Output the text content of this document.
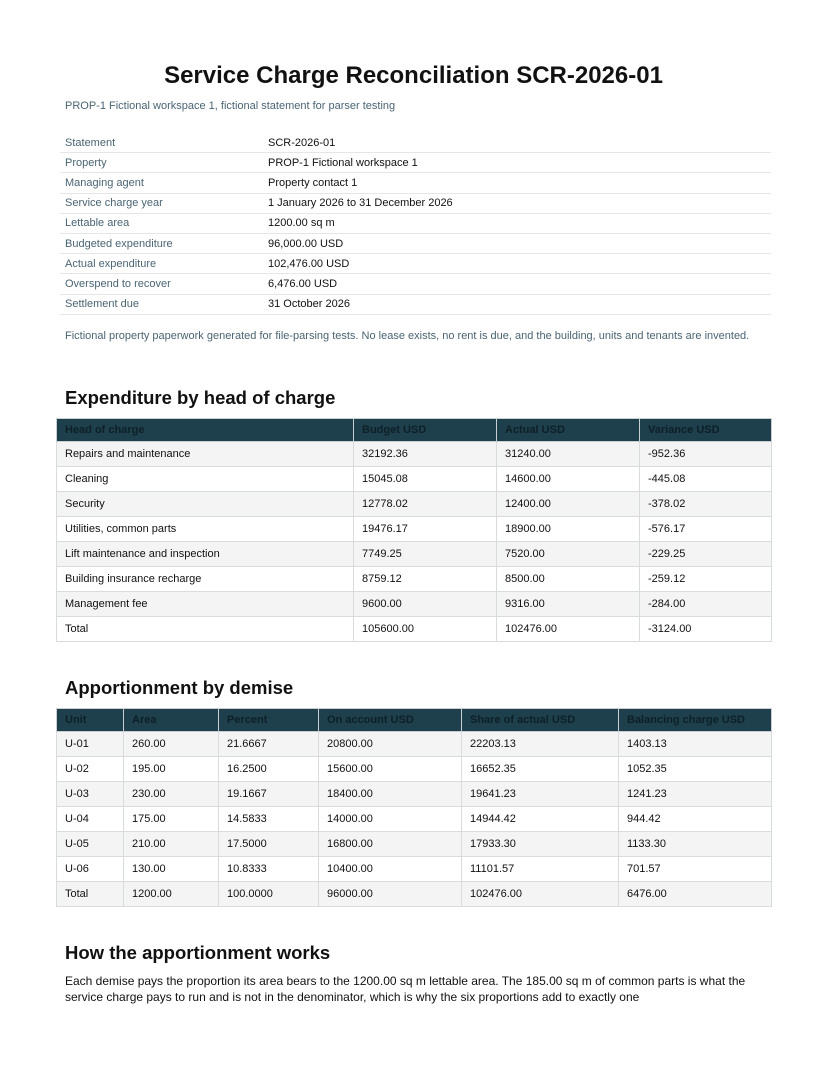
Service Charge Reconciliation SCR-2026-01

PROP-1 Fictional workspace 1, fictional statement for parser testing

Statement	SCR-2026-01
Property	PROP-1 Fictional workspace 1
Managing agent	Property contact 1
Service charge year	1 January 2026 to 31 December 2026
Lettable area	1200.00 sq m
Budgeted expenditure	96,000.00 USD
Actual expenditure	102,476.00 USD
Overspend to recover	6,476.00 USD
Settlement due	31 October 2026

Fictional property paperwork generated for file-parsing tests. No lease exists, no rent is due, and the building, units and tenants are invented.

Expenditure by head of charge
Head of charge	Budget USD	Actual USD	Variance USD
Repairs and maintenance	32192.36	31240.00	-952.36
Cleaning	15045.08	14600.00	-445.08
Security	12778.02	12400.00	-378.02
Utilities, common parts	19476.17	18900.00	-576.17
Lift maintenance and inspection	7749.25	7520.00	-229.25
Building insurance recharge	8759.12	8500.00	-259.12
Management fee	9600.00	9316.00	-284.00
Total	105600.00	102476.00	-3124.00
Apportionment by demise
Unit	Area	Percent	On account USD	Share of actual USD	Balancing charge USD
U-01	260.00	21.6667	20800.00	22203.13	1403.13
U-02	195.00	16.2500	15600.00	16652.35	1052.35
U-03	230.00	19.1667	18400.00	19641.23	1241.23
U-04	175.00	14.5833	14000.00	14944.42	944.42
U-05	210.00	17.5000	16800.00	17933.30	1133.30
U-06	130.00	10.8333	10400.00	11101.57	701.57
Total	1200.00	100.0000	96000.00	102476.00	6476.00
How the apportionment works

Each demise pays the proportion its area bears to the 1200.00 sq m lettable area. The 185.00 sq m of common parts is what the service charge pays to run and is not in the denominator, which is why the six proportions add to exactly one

§ **To be done**
Please write out all the data again word for word, but not the pictures.

§ **Solution to this task**
Output the text content of this document.
Service Charge Reconciliation SCR-2026-01

PROP-1 Fictional workspace 1, fictional statement for parser testing

Statement	SCR-2026-01
Property	PROP-1 Fictional workspace 1
Managing agent	Property contact 1
Service charge year	1 January 2026 to 31 December 2026
Lettable area	1200.00 sq m
Budgeted expenditure	96,000.00 USD
Actual expenditure	102,476.00 USD
Overspend to recover	6,476.00 USD
Settlement due	31 October 2026

Fictional property paperwork generated for file-parsing tests. No lease exists, no rent is due, and the building, units and tenants are invented.

Expenditure by head of charge
Head of charge	Budget USD	Actual USD	Variance USD
Repairs and maintenance	32192.36	31240.00	-952.36
Cleaning	15045.08	14600.00	-445.08
Security	12778.02	12400.00	-378.02
Utilities, common parts	19476.17	18900.00	-576.17
Lift maintenance and inspection	7749.25	7520.00	-229.25
Building insurance recharge	8759.12	8500.00	-259.12
Management fee	9600.00	9316.00	-284.00
Total	105600.00	102476.00	-3124.00
Apportionment by demise
Unit	Area	Percent	On account USD	Share of actual USD	Balancing charge USD
U-01	260.00	21.6667	20800.00	22203.13	1403.13
U-02	195.00	16.2500	15600.00	16652.35	1052.35
U-03	230.00	19.1667	18400.00	19641.23	1241.23
U-04	175.00	14.5833	14000.00	14944.42	944.42
U-05	210.00	17.5000	16800.00	17933.30	1133.30
U-06	130.00	10.8333	10400.00	11101.57	701.57
Total	1200.00	100.0000	96000.00	102476.00	6476.00
How the apportionment works

Each demise pays the proportion its area bears to the 1200.00 sq m lettable area. The 185.00 sq m of common parts is what the service charge pays to run and is not in the denominator, which is why the six proportions add to exactly one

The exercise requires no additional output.